### WHAT YOU WILL DO
Copy out the data below verbatim.

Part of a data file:
● ● ● ● ● ● ●

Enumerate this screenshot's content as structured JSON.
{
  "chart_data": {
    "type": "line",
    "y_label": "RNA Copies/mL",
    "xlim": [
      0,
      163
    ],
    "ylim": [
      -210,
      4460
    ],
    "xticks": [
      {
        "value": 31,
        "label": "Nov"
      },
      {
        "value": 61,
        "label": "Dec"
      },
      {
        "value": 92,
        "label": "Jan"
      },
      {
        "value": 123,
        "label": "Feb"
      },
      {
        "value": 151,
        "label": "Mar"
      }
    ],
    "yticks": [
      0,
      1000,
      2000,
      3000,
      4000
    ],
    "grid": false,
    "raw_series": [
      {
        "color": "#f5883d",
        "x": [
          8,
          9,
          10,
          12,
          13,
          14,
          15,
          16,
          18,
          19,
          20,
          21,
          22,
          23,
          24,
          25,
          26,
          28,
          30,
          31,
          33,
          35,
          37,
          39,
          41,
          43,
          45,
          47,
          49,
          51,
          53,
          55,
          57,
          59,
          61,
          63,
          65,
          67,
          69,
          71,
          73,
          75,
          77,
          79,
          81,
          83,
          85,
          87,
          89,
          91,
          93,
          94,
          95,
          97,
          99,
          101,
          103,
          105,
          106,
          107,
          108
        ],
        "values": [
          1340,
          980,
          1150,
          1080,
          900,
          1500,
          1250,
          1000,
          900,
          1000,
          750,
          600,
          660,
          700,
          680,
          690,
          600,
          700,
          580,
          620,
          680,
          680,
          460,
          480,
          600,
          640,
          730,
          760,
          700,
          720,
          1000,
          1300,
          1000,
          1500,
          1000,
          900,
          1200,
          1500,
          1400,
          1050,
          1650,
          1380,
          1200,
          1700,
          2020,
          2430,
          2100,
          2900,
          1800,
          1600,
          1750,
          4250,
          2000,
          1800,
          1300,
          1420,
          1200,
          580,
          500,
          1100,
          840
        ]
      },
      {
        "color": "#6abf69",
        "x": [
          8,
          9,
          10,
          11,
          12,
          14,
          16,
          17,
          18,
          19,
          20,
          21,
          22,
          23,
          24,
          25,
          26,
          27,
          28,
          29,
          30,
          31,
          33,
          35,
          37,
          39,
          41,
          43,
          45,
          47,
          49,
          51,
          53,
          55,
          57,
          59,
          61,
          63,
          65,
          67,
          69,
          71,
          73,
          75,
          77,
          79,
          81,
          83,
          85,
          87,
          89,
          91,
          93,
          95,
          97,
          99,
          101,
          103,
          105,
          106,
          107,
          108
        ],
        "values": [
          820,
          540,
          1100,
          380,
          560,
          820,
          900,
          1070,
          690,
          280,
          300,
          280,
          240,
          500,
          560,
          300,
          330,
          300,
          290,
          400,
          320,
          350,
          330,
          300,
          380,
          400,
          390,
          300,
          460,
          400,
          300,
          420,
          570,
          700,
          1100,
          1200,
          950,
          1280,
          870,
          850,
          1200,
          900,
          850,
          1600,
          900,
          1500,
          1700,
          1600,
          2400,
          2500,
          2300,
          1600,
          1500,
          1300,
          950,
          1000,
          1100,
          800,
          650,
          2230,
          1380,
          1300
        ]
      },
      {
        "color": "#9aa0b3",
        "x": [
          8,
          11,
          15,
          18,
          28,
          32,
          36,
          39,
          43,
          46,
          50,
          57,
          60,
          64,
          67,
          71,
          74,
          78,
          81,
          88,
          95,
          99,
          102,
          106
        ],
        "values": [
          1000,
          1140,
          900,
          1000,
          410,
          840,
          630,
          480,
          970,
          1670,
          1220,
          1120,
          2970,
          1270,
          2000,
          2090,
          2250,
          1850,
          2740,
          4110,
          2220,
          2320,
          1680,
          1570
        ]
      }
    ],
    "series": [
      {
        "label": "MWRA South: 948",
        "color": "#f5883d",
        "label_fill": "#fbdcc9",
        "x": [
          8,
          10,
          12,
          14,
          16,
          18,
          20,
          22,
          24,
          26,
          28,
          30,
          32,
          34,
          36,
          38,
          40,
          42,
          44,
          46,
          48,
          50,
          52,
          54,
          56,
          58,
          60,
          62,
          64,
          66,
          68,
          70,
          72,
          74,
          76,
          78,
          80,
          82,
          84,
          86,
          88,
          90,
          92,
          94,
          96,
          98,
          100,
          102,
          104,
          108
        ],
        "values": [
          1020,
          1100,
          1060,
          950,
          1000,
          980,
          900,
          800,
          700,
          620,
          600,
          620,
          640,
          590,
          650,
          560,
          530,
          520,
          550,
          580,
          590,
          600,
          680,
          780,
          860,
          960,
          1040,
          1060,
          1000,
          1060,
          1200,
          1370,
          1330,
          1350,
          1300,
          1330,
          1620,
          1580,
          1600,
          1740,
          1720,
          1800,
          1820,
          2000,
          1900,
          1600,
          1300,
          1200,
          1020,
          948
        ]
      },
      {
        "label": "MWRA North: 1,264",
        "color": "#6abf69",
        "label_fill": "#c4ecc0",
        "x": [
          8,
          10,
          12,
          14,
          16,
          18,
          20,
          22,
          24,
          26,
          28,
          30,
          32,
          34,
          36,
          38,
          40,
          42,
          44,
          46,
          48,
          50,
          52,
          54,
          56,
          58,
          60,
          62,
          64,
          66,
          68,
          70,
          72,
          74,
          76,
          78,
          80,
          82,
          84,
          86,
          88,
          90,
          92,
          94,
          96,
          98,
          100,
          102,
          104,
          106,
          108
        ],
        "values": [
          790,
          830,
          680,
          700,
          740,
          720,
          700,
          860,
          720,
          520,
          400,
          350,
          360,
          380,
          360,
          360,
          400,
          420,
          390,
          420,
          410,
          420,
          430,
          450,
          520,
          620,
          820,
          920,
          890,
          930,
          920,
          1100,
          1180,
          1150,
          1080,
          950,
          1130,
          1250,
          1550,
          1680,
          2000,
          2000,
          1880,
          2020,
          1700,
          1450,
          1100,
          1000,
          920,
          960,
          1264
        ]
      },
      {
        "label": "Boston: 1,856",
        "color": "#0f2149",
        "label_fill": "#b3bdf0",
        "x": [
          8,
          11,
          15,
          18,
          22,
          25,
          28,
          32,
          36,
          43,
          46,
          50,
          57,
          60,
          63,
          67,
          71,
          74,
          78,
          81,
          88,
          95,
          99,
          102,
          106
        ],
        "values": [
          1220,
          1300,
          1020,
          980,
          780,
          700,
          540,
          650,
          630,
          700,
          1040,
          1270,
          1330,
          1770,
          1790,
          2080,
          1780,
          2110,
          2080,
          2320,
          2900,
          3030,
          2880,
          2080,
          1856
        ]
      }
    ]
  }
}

● ● ● ● ● ● ●

### FULL OUTPUT
Enumerate this screenshot's content as structured JSON.
{
  "chart_data": {
    "type": "line",
    "y_label": "RNA Copies/mL",
    "xlim": [
      0,
      163
    ],
    "ylim": [
      -210,
      4460
    ],
    "xticks": [
      {
        "value": 31,
        "label": "Nov"
      },
      {
        "value": 61,
        "label": "Dec"
      },
      {
        "value": 92,
        "label": "Jan"
      },
      {
        "value": 123,
        "label": "Feb"
      },
      {
        "value": 151,
        "label": "Mar"
      }
    ],
    "yticks": [
      0,
      1000,
      2000,
      3000,
      4000
    ],
    "grid": false,
    "raw_series": [
      {
        "color": "#f5883d",
        "x": [
          8,
          9,
          10,
          12,
          13,
          14,
          15,
          16,
          18,
          19,
          20,
          21,
          22,
          23,
          24,
          25,
          26,
          28,
          30,
          31,
          33,
          35,
          37,
          39,
          41,
          43,
          45,
          47,
          49,
          51,
          53,
          55,
          57,
          59,
          61,
          63,
          65,
          67,
          69,
          71,
          73,
          75,
          77,
          79,
          81,
          83,
          85,
          87,
          89,
          91,
          93,
          94,
          95,
          97,
          99,
          101,
          103,
          105,
          106,
          107,
          108
        ],
        "values": [
          1340,
          980,
          1150,
          1080,
          900,
          1500,
          1250,
          1000,
          900,
          1000,
          750,
          600,
          660,
          700,
          680,
          690,
          600,
          700,
          580,
          620,
          680,
          680,
          460,
          480,
          600,
          640,
          730,
          760,
          700,
          720,
          1000,
          1300,
          1000,
          1500,
          1000,
          900,
          1200,
          1500,
          1400,
          1050,
          1650,
          1380,
          1200,
          1700,
          2020,
          2430,
          2100,
          2900,
          1800,
          1600,
          1750,
          4250,
          2000,
          1800,
          1300,
          1420,
          1200,
          580,
          500,
          1100,
          840
        ]
      },
      {
        "color": "#6abf69",
        "x": [
          8,
          9,
          10,
          11,
          12,
          14,
          16,
          17,
          18,
          19,
          20,
          21,
          22,
          23,
          24,
          25,
          26,
          27,
          28,
          29,
          30,
          31,
          33,
          35,
          37,
          39,
          41,
          43,
          45,
          47,
          49,
          51,
          53,
          55,
          57,
          59,
          61,
          63,
          65,
          67,
          69,
          71,
          73,
          75,
          77,
          79,
          81,
          83,
          85,
          87,
          89,
          91,
          93,
          95,
          97,
          99,
          101,
          103,
          105,
          106,
          107,
          108
        ],
        "values": [
          820,
          540,
          1100,
          380,
          560,
          820,
          900,
          1070,
          690,
          280,
          300,
          280,
          240,
          500,
          560,
          300,
          330,
          300,
          290,
          400,
          320,
          350,
          330,
          300,
          380,
          400,
          390,
          300,
          460,
          400,
          300,
          420,
          570,
          700,
          1100,
          1200,
          950,
          1280,
          870,
          850,
          1200,
          900,
          850,
          1600,
          900,
          1500,
          1700,
          1600,
          2400,
          2500,
          2300,
          1600,
          1500,
          1300,
          950,
          1000,
          1100,
          800,
          650,
          2230,
          1380,
          1300
        ]
      },
      {
        "color": "#9aa0b3",
        "x": [
          8,
          11,
          15,
          18,
          28,
          32,
          36,
          39,
          43,
          46,
          50,
          57,
          60,
          64,
          67,
          71,
          74,
          78,
          81,
          88,
          95,
          99,
          102,
          106
        ],
        "values": [
          1000,
          1140,
          900,
          1000,
          410,
          840,
          630,
          480,
          970,
          1670,
          1220,
          1120,
          2970,
          1270,
          2000,
          2090,
          2250,
          1850,
          2740,
          4110,
          2220,
          2320,
          1680,
          1570
        ]
      }
    ],
    "series": [
      {
        "label": "MWRA South: 948",
        "color": "#f5883d",
        "label_fill": "#fbdcc9",
        "x": [
          8,
          10,
          12,
          14,
          16,
          18,
          20,
          22,
          24,
          26,
          28,
          30,
          32,
          34,
          36,
          38,
          40,
          42,
          44,
          46,
          48,
          50,
          52,
          54,
          56,
          58,
          60,
          62,
          64,
          66,
          68,
          70,
          72,
          74,
          76,
          78,
          80,
          82,
          84,
          86,
          88,
          90,
          92,
          94,
          96,
          98,
          100,
          102,
          104,
          108
        ],
        "values": [
          1020,
          1100,
          1060,
          950,
          1000,
          980,
          900,
          800,
          700,
          620,
          600,
          620,
          640,
          590,
          650,
          560,
          530,
          520,
          550,
          580,
          590,
          600,
          680,
          780,
          860,
          960,
          1040,
          1060,
          1000,
          1060,
          1200,
          1370,
          1330,
          1350,
          1300,
          1330,
          1620,
          1580,
          1600,
          1740,
          1720,
          1800,
          1820,
          2000,
          1900,
          1600,
          1300,
          1200,
          1020,
          948
        ]
      },
      {
        "label": "MWRA North: 1,264",
        "color": "#6abf69",
        "label_fill": "#c4ecc0",
        "x": [
          8,
          10,
          12,
          14,
          16,
          18,
          20,
          22,
          24,
          26,
          28,
          30,
          32,
          34,
          36,
          38,
          40,
          42,
          44,
          46,
          48,
          50,
          52,
          54,
          56,
          58,
          60,
          62,
          64,
          66,
          68,
          70,
          72,
          74,
          76,
          78,
          80,
          82,
          84,
          86,
          88,
          90,
          92,
          94,
          96,
          98,
          100,
          102,
          104,
          106,
          108
        ],
        "values": [
          790,
          830,
          680,
          700,
          740,
          720,
          700,
          860,
          720,
          520,
          400,
          350,
          360,
          380,
          360,
          360,
          400,
          420,
          390,
          420,
          410,
          420,
          430,
          450,
          520,
          620,
          820,
          920,
          890,
          930,
          920,
          1100,
          1180,
          1150,
          1080,
          950,
          1130,
          1250,
          1550,
          1680,
          2000,
          2000,
          1880,
          2020,
          1700,
          1450,
          1100,
          1000,
          920,
          960,
          1264
        ]
      },
      {
        "label": "Boston: 1,856",
        "color": "#0f2149",
        "label_fill": "#b3bdf0",
        "x": [
          8,
          11,
          15,
          18,
          22,
          25,
          28,
          32,
          36,
          43,
          46,
          50,
          57,
          60,
          63,
          67,
          71,
          74,
          78,
          81,
          88,
          95,
          99,
          102,
          106
        ],
        "values": [
          1220,
          1300,
          1020,
          980,
          780,
          700,
          540,
          650,
          630,
          700,
          1040,
          1270,
          1330,
          1770,
          1790,
          2080,
          1780,
          2110,
          2080,
          2320,
          2900,
          3030,
          2880,
          2080,
          1856
        ]
      }
    ]
  }
}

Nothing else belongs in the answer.